§ What the exercise asks:
Copy out each line of the material below that holds the string "gibi".

§ Data shown:
▬▬▬▬▬▬

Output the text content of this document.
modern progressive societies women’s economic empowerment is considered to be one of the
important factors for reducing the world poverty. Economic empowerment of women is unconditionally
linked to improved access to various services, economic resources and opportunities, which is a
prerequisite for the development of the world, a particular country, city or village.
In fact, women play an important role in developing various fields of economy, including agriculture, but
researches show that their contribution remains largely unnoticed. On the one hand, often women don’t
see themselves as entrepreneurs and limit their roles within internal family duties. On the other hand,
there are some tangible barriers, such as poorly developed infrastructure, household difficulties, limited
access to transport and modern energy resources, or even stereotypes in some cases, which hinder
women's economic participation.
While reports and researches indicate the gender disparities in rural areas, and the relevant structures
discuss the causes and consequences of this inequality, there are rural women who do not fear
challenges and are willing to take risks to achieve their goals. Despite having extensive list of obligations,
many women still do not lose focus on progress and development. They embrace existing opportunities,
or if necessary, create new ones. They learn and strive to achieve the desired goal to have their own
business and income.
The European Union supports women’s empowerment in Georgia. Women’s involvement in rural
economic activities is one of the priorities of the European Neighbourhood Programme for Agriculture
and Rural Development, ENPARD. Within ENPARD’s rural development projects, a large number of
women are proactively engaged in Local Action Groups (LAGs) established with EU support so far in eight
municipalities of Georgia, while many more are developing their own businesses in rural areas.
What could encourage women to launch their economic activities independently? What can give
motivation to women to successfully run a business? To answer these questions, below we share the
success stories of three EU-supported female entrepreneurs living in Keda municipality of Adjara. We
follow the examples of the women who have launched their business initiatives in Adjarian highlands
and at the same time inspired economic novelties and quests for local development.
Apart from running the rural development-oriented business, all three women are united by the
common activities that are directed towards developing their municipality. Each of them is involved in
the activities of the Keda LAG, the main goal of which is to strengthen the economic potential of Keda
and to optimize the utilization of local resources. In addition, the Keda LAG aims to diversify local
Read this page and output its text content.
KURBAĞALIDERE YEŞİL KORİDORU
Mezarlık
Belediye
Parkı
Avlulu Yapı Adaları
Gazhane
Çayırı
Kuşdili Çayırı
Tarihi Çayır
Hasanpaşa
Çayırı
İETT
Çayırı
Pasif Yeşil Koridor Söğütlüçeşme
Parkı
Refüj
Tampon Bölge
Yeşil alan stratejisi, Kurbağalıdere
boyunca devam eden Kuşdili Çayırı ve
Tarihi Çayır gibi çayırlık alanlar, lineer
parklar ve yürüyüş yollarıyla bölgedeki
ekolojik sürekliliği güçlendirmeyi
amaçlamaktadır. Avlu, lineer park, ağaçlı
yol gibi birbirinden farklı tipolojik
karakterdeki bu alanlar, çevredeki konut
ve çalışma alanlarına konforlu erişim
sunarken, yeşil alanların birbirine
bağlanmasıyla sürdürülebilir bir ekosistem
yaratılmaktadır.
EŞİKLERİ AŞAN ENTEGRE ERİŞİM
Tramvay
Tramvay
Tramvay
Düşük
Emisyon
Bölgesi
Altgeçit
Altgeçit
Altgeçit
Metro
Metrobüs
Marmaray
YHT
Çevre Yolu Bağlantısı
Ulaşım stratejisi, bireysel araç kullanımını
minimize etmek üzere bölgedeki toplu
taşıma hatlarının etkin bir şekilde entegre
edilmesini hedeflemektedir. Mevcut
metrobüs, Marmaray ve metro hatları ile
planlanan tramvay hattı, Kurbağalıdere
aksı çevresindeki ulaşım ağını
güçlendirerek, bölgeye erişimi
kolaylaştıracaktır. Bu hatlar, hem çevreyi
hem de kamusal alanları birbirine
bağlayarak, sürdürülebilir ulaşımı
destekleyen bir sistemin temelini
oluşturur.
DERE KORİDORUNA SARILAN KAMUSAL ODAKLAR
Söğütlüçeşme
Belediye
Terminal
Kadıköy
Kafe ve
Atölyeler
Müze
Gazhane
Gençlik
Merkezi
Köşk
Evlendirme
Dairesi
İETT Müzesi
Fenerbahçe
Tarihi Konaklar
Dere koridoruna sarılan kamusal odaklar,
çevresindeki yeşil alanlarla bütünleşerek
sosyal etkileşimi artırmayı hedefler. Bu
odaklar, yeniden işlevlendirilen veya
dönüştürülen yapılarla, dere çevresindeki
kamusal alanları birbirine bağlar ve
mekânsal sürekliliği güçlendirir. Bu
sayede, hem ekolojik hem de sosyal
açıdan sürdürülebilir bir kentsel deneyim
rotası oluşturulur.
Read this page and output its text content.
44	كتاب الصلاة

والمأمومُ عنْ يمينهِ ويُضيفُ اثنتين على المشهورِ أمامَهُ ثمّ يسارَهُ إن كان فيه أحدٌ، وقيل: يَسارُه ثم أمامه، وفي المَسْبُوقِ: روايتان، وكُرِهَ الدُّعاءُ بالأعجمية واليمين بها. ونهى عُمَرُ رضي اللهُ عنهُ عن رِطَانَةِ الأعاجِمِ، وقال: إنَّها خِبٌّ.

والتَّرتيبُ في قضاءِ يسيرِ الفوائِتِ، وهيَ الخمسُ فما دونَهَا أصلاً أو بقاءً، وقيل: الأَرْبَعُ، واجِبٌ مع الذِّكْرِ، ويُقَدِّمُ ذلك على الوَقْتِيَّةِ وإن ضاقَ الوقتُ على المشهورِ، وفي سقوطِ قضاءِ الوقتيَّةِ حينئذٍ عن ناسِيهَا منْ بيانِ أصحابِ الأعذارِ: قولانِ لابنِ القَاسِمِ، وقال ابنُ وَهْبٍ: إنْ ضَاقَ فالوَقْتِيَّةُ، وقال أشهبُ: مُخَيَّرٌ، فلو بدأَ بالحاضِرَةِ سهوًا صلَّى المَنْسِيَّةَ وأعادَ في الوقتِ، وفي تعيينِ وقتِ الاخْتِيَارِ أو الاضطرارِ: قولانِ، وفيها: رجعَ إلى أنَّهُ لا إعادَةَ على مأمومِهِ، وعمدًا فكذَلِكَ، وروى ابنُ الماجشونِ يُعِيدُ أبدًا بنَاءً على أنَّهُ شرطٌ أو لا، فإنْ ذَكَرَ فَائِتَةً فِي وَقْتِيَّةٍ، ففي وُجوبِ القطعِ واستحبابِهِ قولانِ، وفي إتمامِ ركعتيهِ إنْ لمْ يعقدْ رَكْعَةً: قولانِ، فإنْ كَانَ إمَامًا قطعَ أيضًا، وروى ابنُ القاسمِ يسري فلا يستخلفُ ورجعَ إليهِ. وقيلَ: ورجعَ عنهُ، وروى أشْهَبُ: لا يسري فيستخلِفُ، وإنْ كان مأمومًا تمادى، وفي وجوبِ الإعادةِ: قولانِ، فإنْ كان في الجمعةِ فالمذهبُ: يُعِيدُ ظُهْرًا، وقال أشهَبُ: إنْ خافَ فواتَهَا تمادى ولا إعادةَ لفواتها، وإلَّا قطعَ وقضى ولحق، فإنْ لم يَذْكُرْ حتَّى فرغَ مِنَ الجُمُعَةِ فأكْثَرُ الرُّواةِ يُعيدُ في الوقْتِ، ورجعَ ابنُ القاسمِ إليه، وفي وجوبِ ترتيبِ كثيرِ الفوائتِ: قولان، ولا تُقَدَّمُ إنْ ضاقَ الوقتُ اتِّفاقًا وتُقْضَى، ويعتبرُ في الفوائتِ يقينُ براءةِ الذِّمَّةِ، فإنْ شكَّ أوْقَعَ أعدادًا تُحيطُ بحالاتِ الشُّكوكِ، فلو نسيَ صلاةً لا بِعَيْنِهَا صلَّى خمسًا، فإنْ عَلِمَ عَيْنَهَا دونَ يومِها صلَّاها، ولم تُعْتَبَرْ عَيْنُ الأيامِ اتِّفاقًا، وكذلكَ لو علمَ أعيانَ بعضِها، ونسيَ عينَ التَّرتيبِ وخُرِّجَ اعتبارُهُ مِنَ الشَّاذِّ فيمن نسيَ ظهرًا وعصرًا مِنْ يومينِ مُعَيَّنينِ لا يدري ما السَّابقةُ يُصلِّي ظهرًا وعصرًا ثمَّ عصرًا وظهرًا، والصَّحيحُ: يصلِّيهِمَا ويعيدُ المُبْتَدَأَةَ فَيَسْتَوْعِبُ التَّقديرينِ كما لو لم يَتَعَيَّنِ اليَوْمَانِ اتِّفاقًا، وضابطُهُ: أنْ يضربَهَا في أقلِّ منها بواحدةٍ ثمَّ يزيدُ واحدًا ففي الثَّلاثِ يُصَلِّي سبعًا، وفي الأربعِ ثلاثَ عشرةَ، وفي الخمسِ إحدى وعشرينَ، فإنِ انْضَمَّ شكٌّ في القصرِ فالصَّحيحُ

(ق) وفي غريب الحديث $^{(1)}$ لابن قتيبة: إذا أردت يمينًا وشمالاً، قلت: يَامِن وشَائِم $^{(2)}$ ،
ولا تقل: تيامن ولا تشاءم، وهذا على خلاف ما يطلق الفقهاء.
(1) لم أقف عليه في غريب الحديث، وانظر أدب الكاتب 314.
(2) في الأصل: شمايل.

▬▬▬▬▬▬

§ The reply:
Tarihi Çayır gibi çayırlık alanlar, lineer
yol gibi birbirinden farklı tipolojik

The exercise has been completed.